Input for this task:

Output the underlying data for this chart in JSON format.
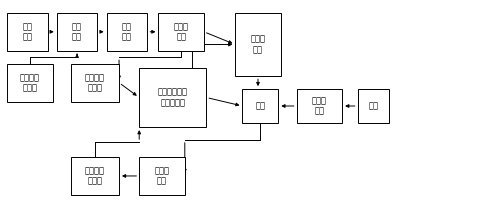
{
  "boxes": {
    "光伏\n电池": [
      0.015,
      0.76,
      0.085,
      0.18
    ],
    "功率\n模块": [
      0.118,
      0.76,
      0.085,
      0.18
    ],
    "滤波\n电感": [
      0.222,
      0.76,
      0.085,
      0.18
    ],
    "电流传\n感器": [
      0.33,
      0.76,
      0.095,
      0.18
    ],
    "第一断\n路器": [
      0.49,
      0.64,
      0.095,
      0.3
    ],
    "脉冲信号\n产生器": [
      0.015,
      0.52,
      0.095,
      0.18
    ],
    "电流信号\n采集器": [
      0.148,
      0.52,
      0.1,
      0.18
    ],
    "随机序列相关\n孤岛检测器": [
      0.29,
      0.4,
      0.14,
      0.28
    ],
    "负载": [
      0.505,
      0.42,
      0.075,
      0.16
    ],
    "第二断\n路器": [
      0.618,
      0.42,
      0.095,
      0.16
    ],
    "电网": [
      0.745,
      0.42,
      0.065,
      0.16
    ],
    "电压传\n感器": [
      0.29,
      0.08,
      0.095,
      0.18
    ],
    "电压信号\n采集器": [
      0.148,
      0.08,
      0.1,
      0.18
    ]
  },
  "bg_color": "#ffffff",
  "box_edge_color": "#000000",
  "arrow_color": "#000000",
  "fontsize": 6.0
}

Goal of the exercise:
Produce an exact copy of each line of data, skipping embedded images.

Answer to the problem:
Output the underlying data for this chart in JSON format.
{
  "boxes": {
    "光伏\n电池": [
      0.015,
      0.76,
      0.085,
      0.18
    ],
    "功率\n模块": [
      0.118,
      0.76,
      0.085,
      0.18
    ],
    "滤波\n电感": [
      0.222,
      0.76,
      0.085,
      0.18
    ],
    "电流传\n感器": [
      0.33,
      0.76,
      0.095,
      0.18
    ],
    "第一断\n路器": [
      0.49,
      0.64,
      0.095,
      0.3
    ],
    "脉冲信号\n产生器": [
      0.015,
      0.52,
      0.095,
      0.18
    ],
    "电流信号\n采集器": [
      0.148,
      0.52,
      0.1,
      0.18
    ],
    "随机序列相关\n孤岛检测器": [
      0.29,
      0.4,
      0.14,
      0.28
    ],
    "负载": [
      0.505,
      0.42,
      0.075,
      0.16
    ],
    "第二断\n路器": [
      0.618,
      0.42,
      0.095,
      0.16
    ],
    "电网": [
      0.745,
      0.42,
      0.065,
      0.16
    ],
    "电压传\n感器": [
      0.29,
      0.08,
      0.095,
      0.18
    ],
    "电压信号\n采集器": [
      0.148,
      0.08,
      0.1,
      0.18
    ]
  },
  "bg_color": "#ffffff",
  "box_edge_color": "#000000",
  "arrow_color": "#000000",
  "fontsize": 6.0
}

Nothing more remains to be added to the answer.